### Exercise brief
In the data that follows, count each line holding the string "Output"; answer with the number only.

### Exercise data
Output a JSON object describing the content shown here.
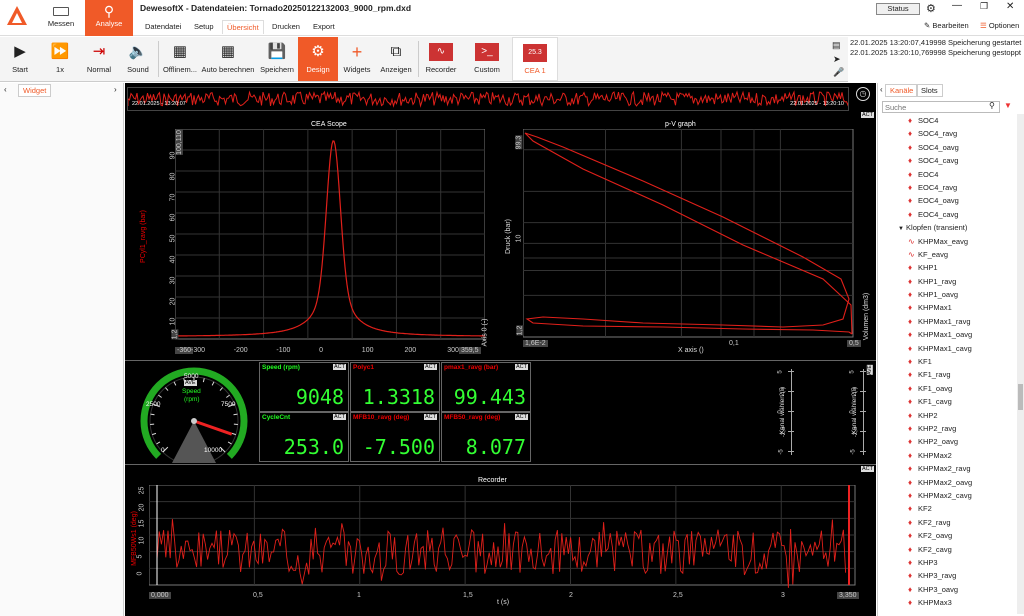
{
  "app": {
    "title": "DewesoftX - Datendateien: Tornado20250122132003_9000_rpm.dxd",
    "status_label": "Status",
    "edit_label": "Bearbeiten",
    "options_label": "Optionen"
  },
  "main_tabs": [
    {
      "label": "Messen"
    },
    {
      "label": "Analyse"
    }
  ],
  "sub_tabs": [
    {
      "label": "Datendatei"
    },
    {
      "label": "Setup"
    },
    {
      "label": "Übersicht"
    },
    {
      "label": "Drucken"
    },
    {
      "label": "Export"
    }
  ],
  "toolbar": {
    "start": "Start",
    "speed": "1x",
    "normal": "Normal",
    "sound": "Sound",
    "offline": "Offlinem...",
    "auto": "Auto berechnen",
    "save": "Speichern",
    "design": "Design",
    "widgets": "Widgets",
    "display": "Anzeigen",
    "recorder": "Recorder",
    "custom": "Custom",
    "cea": "CEA 1"
  },
  "log": [
    "22.01.2025 13:20:07,419998 Speicherung gestartet",
    "22.01.2025 13:20:10,769998 Speicherung gestoppt"
  ],
  "left_panel": {
    "tab": "Widget"
  },
  "overview": {
    "start": "22.01.2025 - 13:20:07",
    "end": "22.01.2025 - 13:20:10"
  },
  "scope": {
    "title": "CEA Scope",
    "ylabel": "PCyl1_ravg (bar)",
    "y2label": "Axis 0 (-)",
    "ymax": "100,110",
    "ymin": "1,2",
    "xmin": "-360",
    "xmax": "359,5",
    "act": "ACT"
  },
  "pv": {
    "title": "p-V graph",
    "ylabel": "Druck (bar)",
    "y2label": "Volumen (dm3)",
    "xlabel": "X axis ()",
    "ymax": "99,3",
    "ymid": "10",
    "ymin": "1,2",
    "xmin": "1,6E-2",
    "xmid": "0,1",
    "xmax": "0,5"
  },
  "gauge": {
    "name": "Speed",
    "unit": "(rpm)",
    "ave": "AVE",
    "ticks": [
      "0",
      "2500",
      "5000",
      "7500",
      "10000"
    ]
  },
  "digitals": [
    {
      "name": "Speed (rpm)",
      "value": "9048",
      "green": true
    },
    {
      "name": "Polyc1",
      "value": "1.3318",
      "green": false
    },
    {
      "name": "pmax1_ravg (bar)",
      "value": "99.443",
      "green": false
    },
    {
      "name": "CycleCnt",
      "value": "253.0",
      "green": true
    },
    {
      "name": "MFB10_ravg (deg)",
      "value": "-7.500",
      "green": false
    },
    {
      "name": "MFB50_ravg (deg)",
      "value": "8.077",
      "green": false
    }
  ],
  "vbars": {
    "label": "Kanal wählen (-)",
    "ticks": [
      "5",
      "2,5",
      "0",
      "-2,5",
      "-5"
    ],
    "ave": "AVE"
  },
  "recorder": {
    "title": "Recorder",
    "ylabel": "MFB50Ws1 (deg)",
    "xlabel": "t (s)",
    "yticks": [
      "25",
      "20",
      "15",
      "10",
      "5",
      "0"
    ],
    "xticks": [
      "0,000",
      "0,5",
      "1",
      "1,5",
      "2",
      "2,5",
      "3",
      "3,350"
    ],
    "act": "ACT"
  },
  "right_panel": {
    "tabs": [
      "Kanäle",
      "Slots"
    ],
    "search_placeholder": "Suche",
    "group": "Klopfen (transient)",
    "channels_top": [
      "SOC4",
      "SOC4_ravg",
      "SOC4_oavg",
      "SOC4_cavg",
      "EOC4",
      "EOC4_ravg",
      "EOC4_oavg",
      "EOC4_cavg"
    ],
    "channels_bottom": [
      "KHPMax_eavg",
      "KF_eavg",
      "KHP1",
      "KHP1_ravg",
      "KHP1_oavg",
      "KHPMax1",
      "KHPMax1_ravg",
      "KHPMax1_oavg",
      "KHPMax1_cavg",
      "KF1",
      "KF1_ravg",
      "KF1_oavg",
      "KF1_cavg",
      "KHP2",
      "KHP2_ravg",
      "KHP2_oavg",
      "KHPMax2",
      "KHPMax2_ravg",
      "KHPMax2_oavg",
      "KHPMax2_cavg",
      "KF2",
      "KF2_ravg",
      "KF2_oavg",
      "KF2_cavg",
      "KHP3",
      "KHP3_ravg",
      "KHP3_oavg",
      "KHPMax3"
    ]
  },
  "colors": {
    "accent": "#f05a28",
    "trace": "#e0201a",
    "digit": "#33ff33"
  }
}
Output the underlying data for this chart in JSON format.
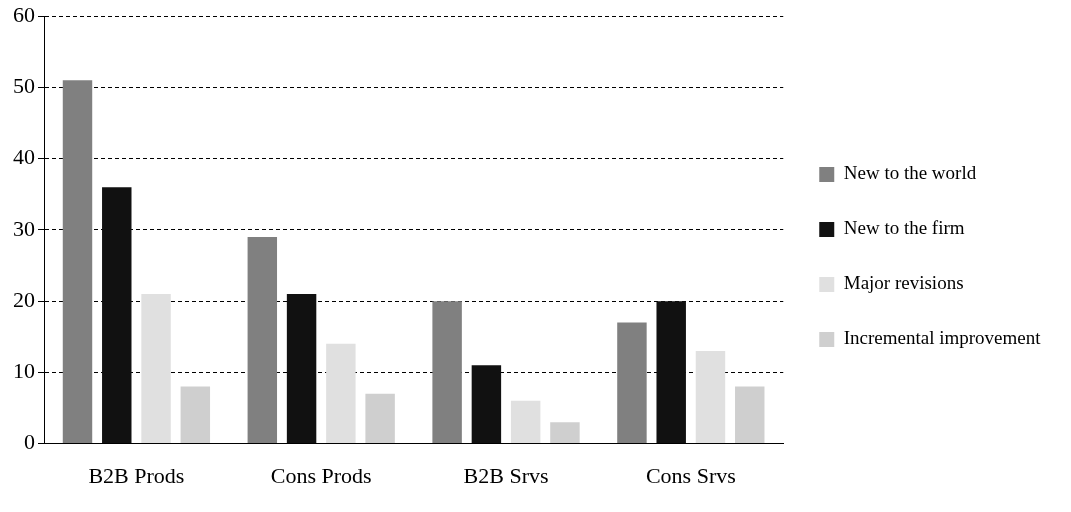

### Exercise answer
2